Poursuivez l'entretien avec Héla Fattoumi sur la transmission de la danse à partir de sa dernière phrase.

--- TEXTE À LIRE ---

▽

Interview de Héla FATTOUMI

Eve C. pour Passeurs de danse : Dans ton parcours de chorégraphe as-tu le sentiment d’être « passeuse de danse » et qu’est-ce que ça représente pour toi ?

Héla FATTOUMI : « Passeuse de danse » : oui, à partir
du moment où danser c’est partager du geste avec
l’autre. En premier lieu avec Éric (Lamoureux), puisque
nous travaillons en binôme depuis nos débuts. Et un
des enjeux de composition était « comment, à partir de
la danse de l’un et de l’autre, on peut combiner, tresser,
entrelacer des matériaux pour créer du geste qui soit la
mise en commun de nos imaginaires de corps ».
En tant que chorégraphe, je me sens évidemment
« passeuse » en même temps que je suis « preneuse ».
Les deux sens sont indissociables. Je passe des
énergies, je passe des qualités de mouvement. Avec les
interprètes de la compagnie, la question de « comment
passer la danse » se pose de toute évidence. Il y a la
danse que je transmets mais aussi celle que j’ai envie
de voir apparaître ou celle que je guette dans le corps de
l’autre.
Eve C. pour Passeurs de danse : Dans ce que tu dis, j’entends ta logique de chorégraphe avec ses danseurs. Mais comment vis-tu cette notion de passer la danse dans d’autres contextes ?

Héla FATTOUMI : Quand il s’agit de « passer la danse », à des amateurs qui ont peu de pratique, des gens qui ont vu peu (ou pas) de spectacles de danse et qui n’ont aucun repère historique, la question que je me pose toujours est « comment mettre les gens en danse, en mouvement », c’est la première chose qui m’importe. Au début, quand j’enseignais, je faisais toujours trop compliqué, je partais de notre propre mouvement et faisais apprendre de façon un peu traditionnelle, en organisant les niveaux de difficulté selon le public. Progressivement, j’ai abandonné ce mode que je trouve inintéressant et vain.

△

--- MATÉRIEL FOURNI ---
▽

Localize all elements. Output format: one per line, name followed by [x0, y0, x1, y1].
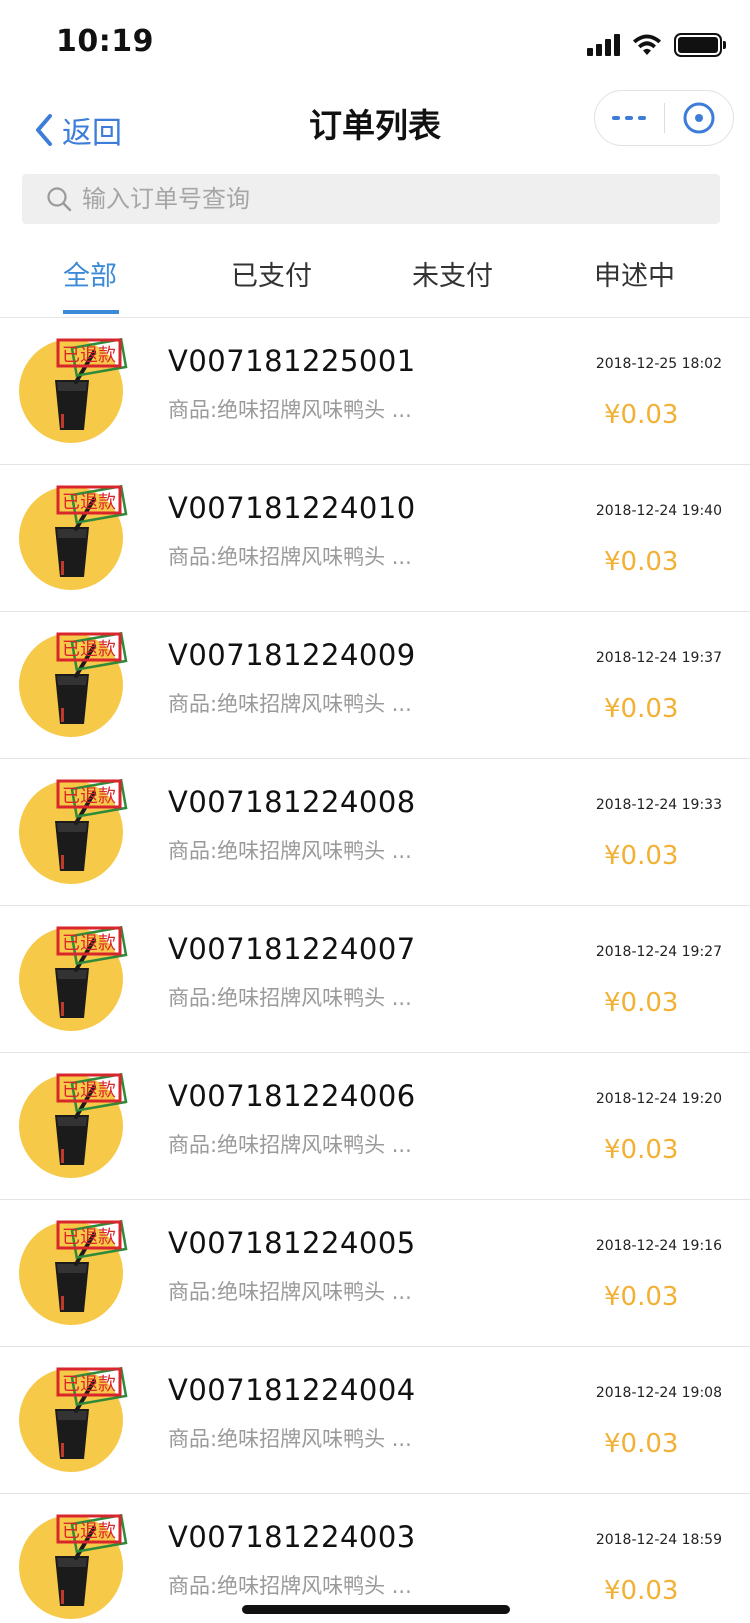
order-number: V007181225001 — [168, 344, 416, 378]
order-list: 已退款 V007181225001 商品:绝味招牌风味鸭头 ... 2018-1… — [0, 318, 750, 1623]
active-tab-indicator — [63, 310, 119, 314]
product-thumbnail-icon: 已退款 — [19, 1513, 128, 1619]
product-thumbnail-icon: 已退款 — [19, 778, 128, 884]
order-time: 2018-12-24 19:27 — [595, 944, 722, 960]
battery-icon — [674, 33, 726, 57]
refunded-stamp: 已退款 — [62, 1227, 116, 1248]
order-number: V007181224003 — [168, 1520, 416, 1554]
home-indicator — [242, 1605, 510, 1614]
order-row[interactable]: 已退款 V007181224008 商品:绝味招牌风味鸭头 ... 2018-1… — [0, 759, 750, 906]
product-thumbnail-icon: 已退款 — [19, 631, 128, 737]
refunded-stamp: 已退款 — [62, 345, 116, 366]
order-price: ¥0.03 — [604, 1429, 679, 1459]
order-time: 2018-12-24 19:40 — [595, 503, 722, 519]
status-bar: 10:19 — [0, 0, 750, 88]
refunded-stamp: 已退款 — [62, 1521, 116, 1542]
order-goods: 商品:绝味招牌风味鸭头 ... — [168, 839, 412, 863]
order-number: V007181224009 — [168, 638, 416, 672]
product-thumbnail-icon: 已退款 — [19, 1072, 128, 1178]
tab-all[interactable]: 全部 — [63, 254, 117, 293]
order-number: V007181224007 — [168, 932, 416, 966]
refunded-stamp: 已退款 — [62, 1374, 116, 1395]
order-price: ¥0.03 — [604, 1282, 679, 1312]
order-time: 2018-12-24 19:33 — [595, 797, 722, 813]
refunded-stamp: 已退款 — [62, 933, 116, 954]
order-number: V007181224004 — [168, 1373, 416, 1407]
tab-unpaid[interactable]: 未支付 — [412, 254, 493, 293]
order-price: ¥0.03 — [604, 988, 679, 1018]
more-dots-icon — [612, 116, 647, 120]
order-number: V007181224005 — [168, 1226, 416, 1260]
tab-paid[interactable]: 已支付 — [231, 254, 312, 293]
order-time: 2018-12-24 19:20 — [595, 1091, 722, 1107]
order-goods: 商品:绝味招牌风味鸭头 ... — [168, 692, 412, 716]
order-row[interactable]: 已退款 V007181224005 商品:绝味招牌风味鸭头 ... 2018-1… — [0, 1200, 750, 1347]
order-goods: 商品:绝味招牌风味鸭头 ... — [168, 545, 412, 569]
filter-tabs: 全部 已支付 未支付 申述中 — [0, 236, 750, 318]
mini-program-capsule — [594, 90, 734, 146]
order-goods: 商品:绝味招牌风味鸭头 ... — [168, 1427, 412, 1451]
order-price: ¥0.03 — [604, 1135, 679, 1165]
order-number: V007181224010 — [168, 491, 416, 525]
product-thumbnail-icon: 已退款 — [19, 484, 128, 590]
tab-appealing[interactable]: 申述中 — [594, 254, 675, 293]
refunded-stamp: 已退款 — [62, 492, 116, 513]
order-time: 2018-12-24 19:37 — [595, 650, 722, 666]
order-row[interactable]: 已退款 V007181224010 商品:绝味招牌风味鸭头 ... 2018-1… — [0, 465, 750, 612]
order-row[interactable]: 已退款 V007181224009 商品:绝味招牌风味鸭头 ... 2018-1… — [0, 612, 750, 759]
product-thumbnail-icon: 已退款 — [19, 925, 128, 1031]
refunded-stamp: 已退款 — [62, 639, 116, 660]
status-time: 10:19 — [56, 24, 154, 59]
nav-bar: 返回 订单列表 — [0, 88, 750, 174]
order-goods: 商品:绝味招牌风味鸭头 ... — [168, 1133, 412, 1157]
search-input[interactable] — [82, 185, 682, 213]
close-miniprogram-button[interactable] — [665, 90, 734, 146]
order-goods: 商品:绝味招牌风味鸭头 ... — [168, 1574, 412, 1598]
status-icons — [587, 30, 726, 60]
order-price: ¥0.03 — [604, 400, 679, 430]
order-time: 2018-12-24 19:16 — [595, 1238, 722, 1254]
refunded-stamp: 已退款 — [62, 786, 116, 807]
order-row[interactable]: 已退款 V007181224006 商品:绝味招牌风味鸭头 ... 2018-1… — [0, 1053, 750, 1200]
order-number: V007181224006 — [168, 1079, 416, 1113]
order-row[interactable]: 已退款 V007181224003 商品:绝味招牌风味鸭头 ... 2018-1… — [0, 1494, 750, 1623]
order-row[interactable]: 已退款 V007181224004 商品:绝味招牌风味鸭头 ... 2018-1… — [0, 1347, 750, 1494]
order-row[interactable]: 已退款 V007181224007 商品:绝味招牌风味鸭头 ... 2018-1… — [0, 906, 750, 1053]
product-thumbnail-icon: 已退款 — [19, 1219, 128, 1325]
order-price: ¥0.03 — [604, 1576, 679, 1606]
order-goods: 商品:绝味招牌风味鸭头 ... — [168, 398, 412, 422]
order-time: 2018-12-25 18:02 — [595, 356, 722, 372]
order-goods: 商品:绝味招牌风味鸭头 ... — [168, 1280, 412, 1304]
product-thumbnail-icon: 已退款 — [19, 1366, 128, 1472]
more-button[interactable] — [595, 90, 664, 146]
order-price: ¥0.03 — [604, 694, 679, 724]
search-icon — [47, 187, 72, 212]
product-thumbnail-icon: 已退款 — [19, 337, 128, 443]
wifi-icon — [633, 34, 661, 55]
order-price: ¥0.03 — [604, 547, 679, 577]
cellular-signal-icon — [587, 34, 620, 56]
search-bar — [22, 174, 720, 224]
order-price: ¥0.03 — [604, 841, 679, 871]
close-circle-icon — [683, 102, 715, 134]
order-number: V007181224008 — [168, 785, 416, 819]
order-time: 2018-12-24 19:08 — [595, 1385, 722, 1401]
order-row[interactable]: 已退款 V007181225001 商品:绝味招牌风味鸭头 ... 2018-1… — [0, 318, 750, 465]
refunded-stamp: 已退款 — [62, 1080, 116, 1101]
order-goods: 商品:绝味招牌风味鸭头 ... — [168, 986, 412, 1010]
order-time: 2018-12-24 18:59 — [595, 1532, 722, 1548]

△

--- RÉPONSE ---
Ces dernières années, je réduis au maximum l’idée d’apprendre quelque chose à quelqu’un, je cherche à trouver les conditions d’émergence de la danse de l’autre. En fait, c’est ce qui nous intéresse dans le travail avec Eric. Plus je simplifie, plus vite les gens ont l’impression d’entrer dans la danse. C’est assez gratifiant mais c’est un long processus. Je propose aux participants une séquence gestuelle à apprendre en cinq ou dix minutes. De ce point de départ, on va pouvoir construire, élaborer, digresser. Là, ça devient un grand plaisir et on voit l’autre se transformer dans son regard, dans sa capacité à juste lever les yeux, à oser croiser ton regard, croiser le regard de l’autre, à être là et à vivre quelque chose corporellement et émotionnellement.
Aujourd’hui, partir des matériaux les plus simples pour créer des arborescences et pour tendre à une complexité qu’on construit avec chaque participant afin qu’il trouve sa place dans le processus, est pour moi le mode le plus important.
Évidemment, il y a toujours des gens qui veulent avoir l’impression de danser comme ils l’ont rêvé ou comme une ballerine. Ce n’est pas grave du moment que ça les amène dans le studio. Après, il s’agit de leur donner le sentiment qu’ils avancent sur une séance.
Eve C. pour Passeurs de danse : Tu veux dire que c’est là le « fil rouge » de la notion de « passeur de danse » : permettre l’émergence de la parole de l’autre ?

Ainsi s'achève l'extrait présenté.